- **Exercise**
Find every line with the word "increment". Copy those lines.

Records for the exercise start

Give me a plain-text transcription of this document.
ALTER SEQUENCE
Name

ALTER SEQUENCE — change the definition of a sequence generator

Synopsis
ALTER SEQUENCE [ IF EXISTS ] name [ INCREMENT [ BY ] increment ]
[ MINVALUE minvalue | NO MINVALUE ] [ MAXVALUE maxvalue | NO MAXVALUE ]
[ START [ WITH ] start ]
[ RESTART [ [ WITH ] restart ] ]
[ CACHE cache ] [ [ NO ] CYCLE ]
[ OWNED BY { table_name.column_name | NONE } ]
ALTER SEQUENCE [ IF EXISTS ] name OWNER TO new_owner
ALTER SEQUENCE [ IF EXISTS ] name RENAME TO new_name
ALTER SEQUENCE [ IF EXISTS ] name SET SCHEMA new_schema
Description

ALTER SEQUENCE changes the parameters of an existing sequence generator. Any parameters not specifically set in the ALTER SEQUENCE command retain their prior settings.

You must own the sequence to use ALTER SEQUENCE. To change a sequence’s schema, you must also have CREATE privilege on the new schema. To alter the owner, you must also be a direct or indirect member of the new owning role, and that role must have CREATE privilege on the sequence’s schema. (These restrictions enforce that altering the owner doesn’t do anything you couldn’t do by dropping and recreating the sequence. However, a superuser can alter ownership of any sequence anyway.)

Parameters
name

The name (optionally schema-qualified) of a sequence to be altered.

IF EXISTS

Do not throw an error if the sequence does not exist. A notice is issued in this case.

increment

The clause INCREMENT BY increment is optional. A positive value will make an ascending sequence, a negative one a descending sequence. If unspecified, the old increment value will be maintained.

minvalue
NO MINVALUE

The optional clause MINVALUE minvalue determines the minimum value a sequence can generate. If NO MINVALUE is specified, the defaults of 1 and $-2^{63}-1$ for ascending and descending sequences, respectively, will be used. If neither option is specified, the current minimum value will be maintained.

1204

Records for the exercise end

- **Expected output**
ALTER SEQUENCE [ IF EXISTS ] name [ INCREMENT [ BY ] increment ]
increment
The clause INCREMENT BY increment is optional. A positive value will make an ascending sequence, a negative one a descending sequence. If unspecified, the old increment value will be maintained.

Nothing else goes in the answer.